● EXERCISE MATERIAL

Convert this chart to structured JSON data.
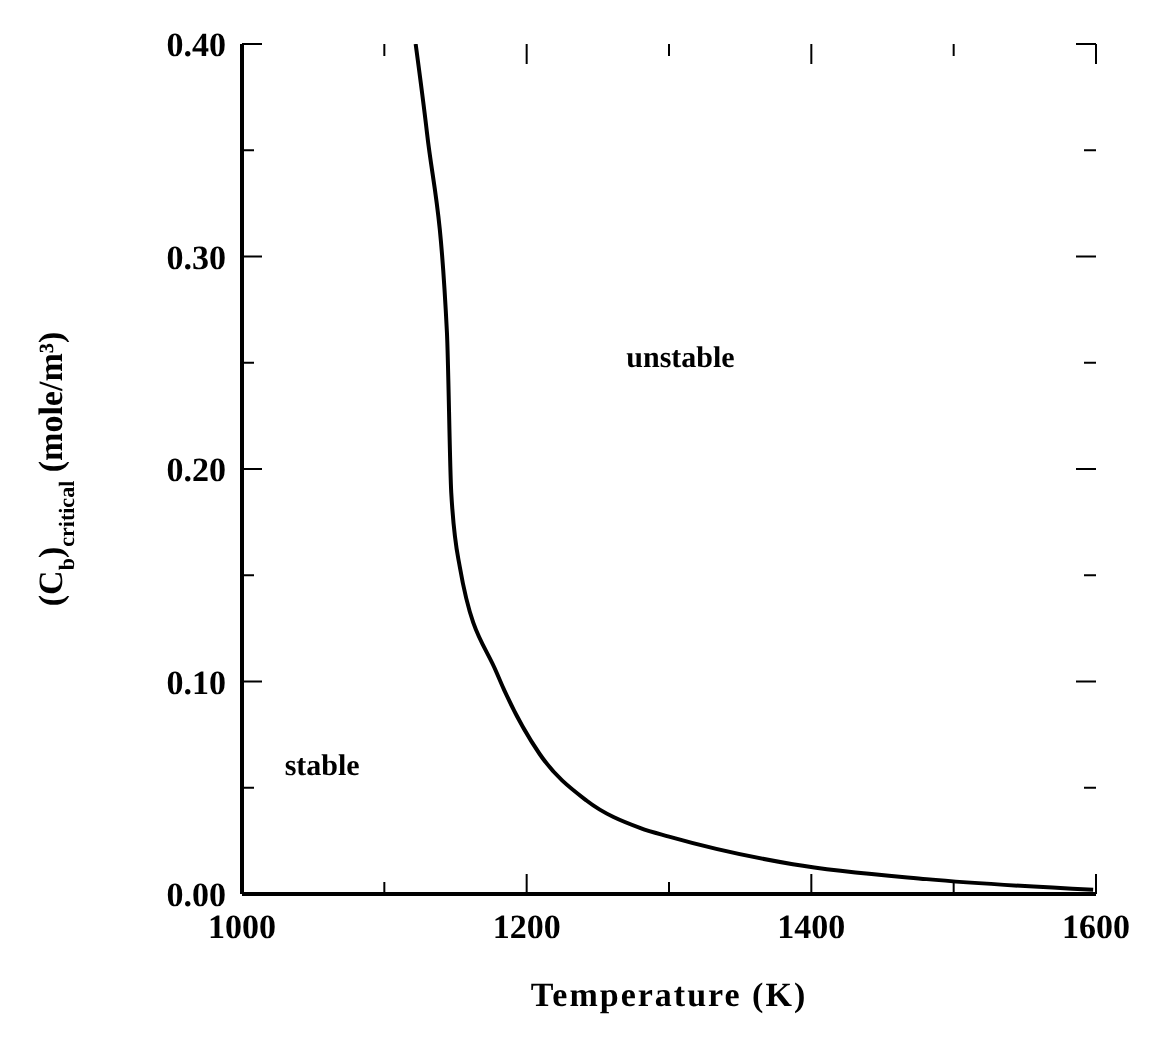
{
  "chart_data": {
    "type": "line",
    "xlabel": "Temperature (K)",
    "ylabel": "(C$_{b}$)$_{critical}$   (mole/m³)",
    "x": [
      1122,
      1130,
      1144,
      1147,
      1153,
      1179,
      1209,
      1242,
      1280,
      1300,
      1387,
      1481,
      1598
    ],
    "series": [
      {
        "color": "#000000",
        "values": [
          0.4,
          0.358,
          0.264,
          0.189,
          0.154,
          0.104,
          0.066,
          0.044,
          0.031,
          0.027,
          0.014,
          0.007,
          0.002
        ]
      }
    ],
    "xlim": [
      1000,
      1600
    ],
    "ylim": [
      0,
      0.4
    ],
    "xticks": [
      1000,
      {
        "value": 1100,
        "label": null
      },
      1200,
      {
        "value": 1300,
        "label": null
      },
      1400,
      {
        "value": 1500,
        "label": null
      },
      1600
    ],
    "yticks": [
      {
        "value": 0,
        "label": "0.00"
      },
      {
        "value": 0.05,
        "label": null
      },
      {
        "value": 0.1,
        "label": "0.10"
      },
      {
        "value": 0.15,
        "label": null
      },
      {
        "value": 0.2,
        "label": "0.20"
      },
      {
        "value": 0.25,
        "label": null
      },
      {
        "value": 0.3,
        "label": "0.30"
      },
      {
        "value": 0.35,
        "label": null
      },
      {
        "value": 0.4,
        "label": "0.40"
      }
    ],
    "annotations": [
      "unstable",
      "stable"
    ],
    "grid": false,
    "legend": false,
    "marker": "none",
    "line_style": "solid"
  }
}
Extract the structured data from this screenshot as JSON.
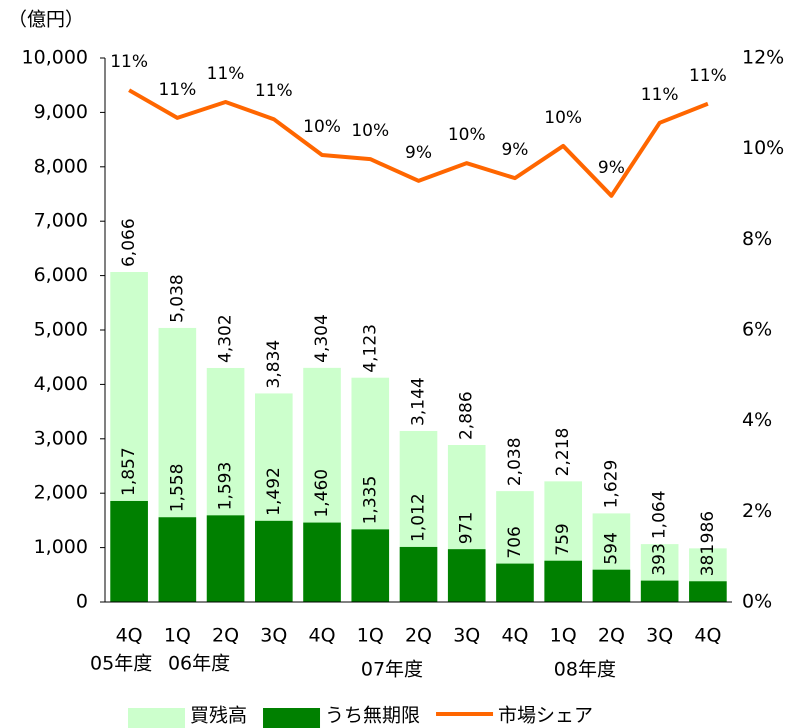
{
  "chart_data": {
    "type": "bar_line",
    "unit_label": "（億円）",
    "categories": [
      "4Q",
      "1Q",
      "2Q",
      "3Q",
      "4Q",
      "1Q",
      "2Q",
      "3Q",
      "4Q",
      "1Q",
      "2Q",
      "3Q",
      "4Q"
    ],
    "year_labels": [
      {
        "label": "05年度",
        "at": 0
      },
      {
        "label": "06年度",
        "at": 1
      },
      {
        "label": "07年度",
        "at": 5
      },
      {
        "label": "08年度",
        "at": 9
      }
    ],
    "series": [
      {
        "name": "買残高",
        "kind": "bar",
        "color": "#ccffcc",
        "values": [
          6066,
          5038,
          4302,
          3834,
          4304,
          4123,
          3144,
          2886,
          2038,
          2218,
          1629,
          1064,
          986
        ],
        "value_labels": [
          "6,066",
          "5,038",
          "4,302",
          "3,834",
          "4,304",
          "4,123",
          "3,144",
          "2,886",
          "2,038",
          "2,218",
          "1,629",
          "1,064",
          "986"
        ]
      },
      {
        "name": "うち無期限",
        "kind": "bar",
        "color": "#008000",
        "values": [
          1857,
          1558,
          1593,
          1492,
          1460,
          1335,
          1012,
          971,
          706,
          759,
          594,
          393,
          381
        ],
        "value_labels": [
          "1,857",
          "1,558",
          "1,593",
          "1,492",
          "1,460",
          "1,335",
          "1,012",
          "971",
          "706",
          "759",
          "594",
          "393",
          "381"
        ]
      },
      {
        "name": "市場シェア",
        "kind": "line",
        "axis": "y2",
        "color": "#ff6600",
        "values": [
          11.29,
          10.68,
          11.03,
          10.65,
          9.86,
          9.77,
          9.29,
          9.68,
          9.35,
          10.06,
          8.96,
          10.57,
          10.99
        ],
        "value_labels": [
          "11%",
          "11%",
          "11%",
          "11%",
          "10%",
          "10%",
          "9%",
          "10%",
          "9%",
          "10%",
          "9%",
          "11%",
          "11%"
        ]
      }
    ],
    "ylim": [
      0,
      10000
    ],
    "yticks": [
      0,
      {
        "value": 1000,
        "label": "1,000"
      },
      {
        "value": 2000,
        "label": "2,000"
      },
      {
        "value": 3000,
        "label": "3,000"
      },
      {
        "value": 4000,
        "label": "4,000"
      },
      {
        "value": 5000,
        "label": "5,000"
      },
      {
        "value": 6000,
        "label": "6,000"
      },
      {
        "value": 7000,
        "label": "7,000"
      },
      {
        "value": 8000,
        "label": "8,000"
      },
      {
        "value": 9000,
        "label": "9,000"
      },
      {
        "value": 10000,
        "label": "10,000"
      }
    ],
    "y2lim": [
      0,
      12
    ],
    "y2ticks": [
      {
        "value": 0,
        "label": "0%"
      },
      {
        "value": 2,
        "label": "2%"
      },
      {
        "value": 4,
        "label": "4%"
      },
      {
        "value": 6,
        "label": "6%"
      },
      {
        "value": 8,
        "label": "8%"
      },
      {
        "value": 10,
        "label": "10%"
      },
      {
        "value": 12,
        "label": "12%"
      }
    ],
    "legend": "bottom"
  }
}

● SHORT EXERCISE
The entries above are to be returned exactly, without their pictures.

● WORKED ANSWER
Convert this chart to structured JSON data.
{
  "chart_data": {
    "type": "line",
    "xlabel": "Temperature (K)",
    "ylabel": "(C$_{b}$)$_{critical}$   (mole/m³)",
    "x": [
      1122,
      1130,
      1144,
      1147,
      1153,
      1179,
      1209,
      1242,
      1280,
      1300,
      1387,
      1481,
      1598
    ],
    "series": [
      {
        "color": "#000000",
        "values": [
          0.4,
          0.358,
          0.264,
          0.189,
          0.154,
          0.104,
          0.066,
          0.044,
          0.031,
          0.027,
          0.014,
          0.007,
          0.002
        ]
      }
    ],
    "xlim": [
      1000,
      1600
    ],
    "ylim": [
      0,
      0.4
    ],
    "xticks": [
      1000,
      {
        "value": 1100,
        "label": null
      },
      1200,
      {
        "value": 1300,
        "label": null
      },
      1400,
      {
        "value": 1500,
        "label": null
      },
      1600
    ],
    "yticks": [
      {
        "value": 0,
        "label": "0.00"
      },
      {
        "value": 0.05,
        "label": null
      },
      {
        "value": 0.1,
        "label": "0.10"
      },
      {
        "value": 0.15,
        "label": null
      },
      {
        "value": 0.2,
        "label": "0.20"
      },
      {
        "value": 0.25,
        "label": null
      },
      {
        "value": 0.3,
        "label": "0.30"
      },
      {
        "value": 0.35,
        "label": null
      },
      {
        "value": 0.4,
        "label": "0.40"
      }
    ],
    "annotations": [
      "unstable",
      "stable"
    ],
    "grid": false,
    "legend": false,
    "marker": "none",
    "line_style": "solid"
  }
}
Extract the structured data from this screenshot as JSON.
{
  "chart_data": {
    "type": "bar_line",
    "unit_label": "（億円）",
    "categories": [
      "4Q",
      "1Q",
      "2Q",
      "3Q",
      "4Q",
      "1Q",
      "2Q",
      "3Q",
      "4Q",
      "1Q",
      "2Q",
      "3Q",
      "4Q"
    ],
    "year_labels": [
      {
        "label": "05年度",
        "at": 0
      },
      {
        "label": "06年度",
        "at": 1
      },
      {
        "label": "07年度",
        "at": 5
      },
      {
        "label": "08年度",
        "at": 9
      }
    ],
    "series": [
      {
        "name": "買残高",
        "kind": "bar",
        "color": "#ccffcc",
        "values": [
          6066,
          5038,
          4302,
          3834,
          4304,
          4123,
          3144,
          2886,
          2038,
          2218,
          1629,
          1064,
          986
        ],
        "value_labels": [
          "6,066",
          "5,038",
          "4,302",
          "3,834",
          "4,304",
          "4,123",
          "3,144",
          "2,886",
          "2,038",
          "2,218",
          "1,629",
          "1,064",
          "986"
        ]
      },
      {
        "name": "うち無期限",
        "kind": "bar",
        "color": "#008000",
        "values": [
          1857,
          1558,
          1593,
          1492,
          1460,
          1335,
          1012,
          971,
          706,
          759,
          594,
          393,
          381
        ],
        "value_labels": [
          "1,857",
          "1,558",
          "1,593",
          "1,492",
          "1,460",
          "1,335",
          "1,012",
          "971",
          "706",
          "759",
          "594",
          "393",
          "381"
        ]
      },
      {
        "name": "市場シェア",
        "kind": "line",
        "axis": "y2",
        "color": "#ff6600",
        "values": [
          11.29,
          10.68,
          11.03,
          10.65,
          9.86,
          9.77,
          9.29,
          9.68,
          9.35,
          10.06,
          8.96,
          10.57,
          10.99
        ],
        "value_labels": [
          "11%",
          "11%",
          "11%",
          "11%",
          "10%",
          "10%",
          "9%",
          "10%",
          "9%",
          "10%",
          "9%",
          "11%",
          "11%"
        ]
      }
    ],
    "ylim": [
      0,
      10000
    ],
    "yticks": [
      0,
      {
        "value": 1000,
        "label": "1,000"
      },
      {
        "value": 2000,
        "label": "2,000"
      },
      {
        "value": 3000,
        "label": "3,000"
      },
      {
        "value": 4000,
        "label": "4,000"
      },
      {
        "value": 5000,
        "label": "5,000"
      },
      {
        "value": 6000,
        "label": "6,000"
      },
      {
        "value": 7000,
        "label": "7,000"
      },
      {
        "value": 8000,
        "label": "8,000"
      },
      {
        "value": 9000,
        "label": "9,000"
      },
      {
        "value": 10000,
        "label": "10,000"
      }
    ],
    "y2lim": [
      0,
      12
    ],
    "y2ticks": [
      {
        "value": 0,
        "label": "0%"
      },
      {
        "value": 2,
        "label": "2%"
      },
      {
        "value": 4,
        "label": "4%"
      },
      {
        "value": 6,
        "label": "6%"
      },
      {
        "value": 8,
        "label": "8%"
      },
      {
        "value": 10,
        "label": "10%"
      },
      {
        "value": 12,
        "label": "12%"
      }
    ],
    "legend": "bottom"
  }
}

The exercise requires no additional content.